Data entries for graphics
+ + +
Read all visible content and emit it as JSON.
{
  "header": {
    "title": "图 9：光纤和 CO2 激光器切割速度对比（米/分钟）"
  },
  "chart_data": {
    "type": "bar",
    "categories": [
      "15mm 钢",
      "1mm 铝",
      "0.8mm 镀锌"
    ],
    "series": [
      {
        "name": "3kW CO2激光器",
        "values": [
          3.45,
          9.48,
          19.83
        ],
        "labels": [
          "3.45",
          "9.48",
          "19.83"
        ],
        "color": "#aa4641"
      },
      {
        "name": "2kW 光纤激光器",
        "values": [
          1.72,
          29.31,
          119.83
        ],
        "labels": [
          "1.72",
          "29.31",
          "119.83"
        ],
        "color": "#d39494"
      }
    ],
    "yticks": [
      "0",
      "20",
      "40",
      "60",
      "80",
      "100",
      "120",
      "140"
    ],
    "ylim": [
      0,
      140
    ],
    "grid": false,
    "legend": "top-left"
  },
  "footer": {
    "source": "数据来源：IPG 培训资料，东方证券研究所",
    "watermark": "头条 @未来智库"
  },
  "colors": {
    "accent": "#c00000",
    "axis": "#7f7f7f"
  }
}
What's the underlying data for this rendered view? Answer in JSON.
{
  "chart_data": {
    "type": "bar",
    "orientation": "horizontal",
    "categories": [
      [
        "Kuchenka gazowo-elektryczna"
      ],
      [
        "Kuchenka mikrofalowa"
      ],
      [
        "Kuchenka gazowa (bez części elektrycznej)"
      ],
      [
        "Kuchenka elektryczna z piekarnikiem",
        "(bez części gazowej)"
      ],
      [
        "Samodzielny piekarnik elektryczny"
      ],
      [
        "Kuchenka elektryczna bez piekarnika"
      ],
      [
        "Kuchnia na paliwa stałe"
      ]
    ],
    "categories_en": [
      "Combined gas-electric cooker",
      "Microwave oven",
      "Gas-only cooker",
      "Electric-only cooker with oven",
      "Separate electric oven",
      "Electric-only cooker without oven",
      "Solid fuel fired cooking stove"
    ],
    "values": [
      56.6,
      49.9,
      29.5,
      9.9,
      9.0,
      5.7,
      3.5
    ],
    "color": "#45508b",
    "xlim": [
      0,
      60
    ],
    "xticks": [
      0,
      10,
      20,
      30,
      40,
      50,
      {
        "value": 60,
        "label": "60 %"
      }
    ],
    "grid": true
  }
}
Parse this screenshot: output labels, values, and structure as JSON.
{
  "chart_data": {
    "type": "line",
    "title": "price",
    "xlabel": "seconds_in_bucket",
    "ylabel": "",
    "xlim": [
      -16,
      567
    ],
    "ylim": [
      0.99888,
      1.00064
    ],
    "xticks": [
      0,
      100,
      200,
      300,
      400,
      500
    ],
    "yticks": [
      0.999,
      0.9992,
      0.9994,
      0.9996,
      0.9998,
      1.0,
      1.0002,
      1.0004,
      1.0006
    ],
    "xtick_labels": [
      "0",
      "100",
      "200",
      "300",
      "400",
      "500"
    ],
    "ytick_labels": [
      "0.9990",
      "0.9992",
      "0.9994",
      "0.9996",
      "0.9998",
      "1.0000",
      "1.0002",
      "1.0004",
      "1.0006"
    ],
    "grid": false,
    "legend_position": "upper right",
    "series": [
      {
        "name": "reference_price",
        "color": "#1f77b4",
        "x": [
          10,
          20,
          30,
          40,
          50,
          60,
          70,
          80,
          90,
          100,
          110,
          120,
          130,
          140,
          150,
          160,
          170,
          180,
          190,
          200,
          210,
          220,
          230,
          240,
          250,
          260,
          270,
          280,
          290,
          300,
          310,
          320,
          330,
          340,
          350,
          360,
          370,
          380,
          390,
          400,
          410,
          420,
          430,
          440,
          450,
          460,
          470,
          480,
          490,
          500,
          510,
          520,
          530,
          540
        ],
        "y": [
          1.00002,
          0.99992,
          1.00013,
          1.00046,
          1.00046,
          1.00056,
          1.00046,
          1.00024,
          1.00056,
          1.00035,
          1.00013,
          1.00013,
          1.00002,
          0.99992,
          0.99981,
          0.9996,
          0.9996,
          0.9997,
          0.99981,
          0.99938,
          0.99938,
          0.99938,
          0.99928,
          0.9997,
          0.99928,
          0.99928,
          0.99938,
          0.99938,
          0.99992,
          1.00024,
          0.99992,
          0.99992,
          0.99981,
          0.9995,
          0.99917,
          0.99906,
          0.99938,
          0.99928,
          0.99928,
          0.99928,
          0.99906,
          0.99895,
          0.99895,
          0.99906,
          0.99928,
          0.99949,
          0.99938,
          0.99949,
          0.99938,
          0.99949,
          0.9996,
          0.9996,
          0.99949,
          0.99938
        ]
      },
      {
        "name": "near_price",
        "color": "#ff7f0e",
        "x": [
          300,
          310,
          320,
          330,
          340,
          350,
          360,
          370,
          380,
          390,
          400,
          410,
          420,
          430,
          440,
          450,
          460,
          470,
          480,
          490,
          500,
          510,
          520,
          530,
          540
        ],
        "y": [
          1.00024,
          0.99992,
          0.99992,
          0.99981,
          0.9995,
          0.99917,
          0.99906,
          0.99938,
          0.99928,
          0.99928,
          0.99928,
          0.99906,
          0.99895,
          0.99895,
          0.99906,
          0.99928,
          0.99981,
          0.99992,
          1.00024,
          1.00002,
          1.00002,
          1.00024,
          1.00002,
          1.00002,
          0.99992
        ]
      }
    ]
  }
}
+ + +
### DIRECTIVE
Type out the full listing again, exactly as given.

### REPLY
Read all visible content and emit it as JSON.
{
  "header": {
    "title": "图 9：光纤和 CO2 激光器切割速度对比（米/分钟）"
  },
  "chart_data": {
    "type": "bar",
    "categories": [
      "15mm 钢",
      "1mm 铝",
      "0.8mm 镀锌"
    ],
    "series": [
      {
        "name": "3kW CO2激光器",
        "values": [
          3.45,
          9.48,
          19.83
        ],
        "labels": [
          "3.45",
          "9.48",
          "19.83"
        ],
        "color": "#aa4641"
      },
      {
        "name": "2kW 光纤激光器",
        "values": [
          1.72,
          29.31,
          119.83
        ],
        "labels": [
          "1.72",
          "29.31",
          "119.83"
        ],
        "color": "#d39494"
      }
    ],
    "yticks": [
      "0",
      "20",
      "40",
      "60",
      "80",
      "100",
      "120",
      "140"
    ],
    "ylim": [
      0,
      140
    ],
    "grid": false,
    "legend": "top-left"
  },
  "footer": {
    "source": "数据来源：IPG 培训资料，东方证券研究所",
    "watermark": "头条 @未来智库"
  },
  "colors": {
    "accent": "#c00000",
    "axis": "#7f7f7f"
  }
}
What's the underlying data for this rendered view? Answer in JSON.
{
  "chart_data": {
    "type": "bar",
    "orientation": "horizontal",
    "categories": [
      [
        "Kuchenka gazowo-elektryczna"
      ],
      [
        "Kuchenka mikrofalowa"
      ],
      [
        "Kuchenka gazowa (bez części elektrycznej)"
      ],
      [
        "Kuchenka elektryczna z piekarnikiem",
        "(bez części gazowej)"
      ],
      [
        "Samodzielny piekarnik elektryczny"
      ],
      [
        "Kuchenka elektryczna bez piekarnika"
      ],
      [
        "Kuchnia na paliwa stałe"
      ]
    ],
    "categories_en": [
      "Combined gas-electric cooker",
      "Microwave oven",
      "Gas-only cooker",
      "Electric-only cooker with oven",
      "Separate electric oven",
      "Electric-only cooker without oven",
      "Solid fuel fired cooking stove"
    ],
    "values": [
      56.6,
      49.9,
      29.5,
      9.9,
      9.0,
      5.7,
      3.5
    ],
    "color": "#45508b",
    "xlim": [
      0,
      60
    ],
    "xticks": [
      0,
      10,
      20,
      30,
      40,
      50,
      {
        "value": 60,
        "label": "60 %"
      }
    ],
    "grid": true
  }
}
Parse this screenshot: output labels, values, and structure as JSON.
{
  "chart_data": {
    "type": "line",
    "title": "price",
    "xlabel": "seconds_in_bucket",
    "ylabel": "",
    "xlim": [
      -16,
      567
    ],
    "ylim": [
      0.99888,
      1.00064
    ],
    "xticks": [
      0,
      100,
      200,
      300,
      400,
      500
    ],
    "yticks": [
      0.999,
      0.9992,
      0.9994,
      0.9996,
      0.9998,
      1.0,
      1.0002,
      1.0004,
      1.0006
    ],
    "xtick_labels": [
      "0",
      "100",
      "200",
      "300",
      "400",
      "500"
    ],
    "ytick_labels": [
      "0.9990",
      "0.9992",
      "0.9994",
      "0.9996",
      "0.9998",
      "1.0000",
      "1.0002",
      "1.0004",
      "1.0006"
    ],
    "grid": false,
    "legend_position": "upper right",
    "series": [
      {
        "name": "reference_price",
        "color": "#1f77b4",
        "x": [
          10,
          20,
          30,
          40,
          50,
          60,
          70,
          80,
          90,
          100,
          110,
          120,
          130,
          140,
          150,
          160,
          170,
          180,
          190,
          200,
          210,
          220,
          230,
          240,
          250,
          260,
          270,
          280,
          290,
          300,
          310,
          320,
          330,
          340,
          350,
          360,
          370,
          380,
          390,
          400,
          410,
          420,
          430,
          440,
          450,
          460,
          470,
          480,
          490,
          500,
          510,
          520,
          530,
          540
        ],
        "y": [
          1.00002,
          0.99992,
          1.00013,
          1.00046,
          1.00046,
          1.00056,
          1.00046,
          1.00024,
          1.00056,
          1.00035,
          1.00013,
          1.00013,
          1.00002,
          0.99992,
          0.99981,
          0.9996,
          0.9996,
          0.9997,
          0.99981,
          0.99938,
          0.99938,
          0.99938,
          0.99928,
          0.9997,
          0.99928,
          0.99928,
          0.99938,
          0.99938,
          0.99992,
          1.00024,
          0.99992,
          0.99992,
          0.99981,
          0.9995,
          0.99917,
          0.99906,
          0.99938,
          0.99928,
          0.99928,
          0.99928,
          0.99906,
          0.99895,
          0.99895,
          0.99906,
          0.99928,
          0.99949,
          0.99938,
          0.99949,
          0.99938,
          0.99949,
          0.9996,
          0.9996,
          0.99949,
          0.99938
        ]
      },
      {
        "name": "near_price",
        "color": "#ff7f0e",
        "x": [
          300,
          310,
          320,
          330,
          340,
          350,
          360,
          370,
          380,
          390,
          400,
          410,
          420,
          430,
          440,
          450,
          460,
          470,
          480,
          490,
          500,
          510,
          520,
          530,
          540
        ],
        "y": [
          1.00024,
          0.99992,
          0.99992,
          0.99981,
          0.9995,
          0.99917,
          0.99906,
          0.99938,
          0.99928,
          0.99928,
          0.99928,
          0.99906,
          0.99895,
          0.99895,
          0.99906,
          0.99928,
          0.99981,
          0.99992,
          1.00024,
          1.00002,
          1.00002,
          1.00024,
          1.00002,
          1.00002,
          0.99992
        ]
      }
    ]
  }
}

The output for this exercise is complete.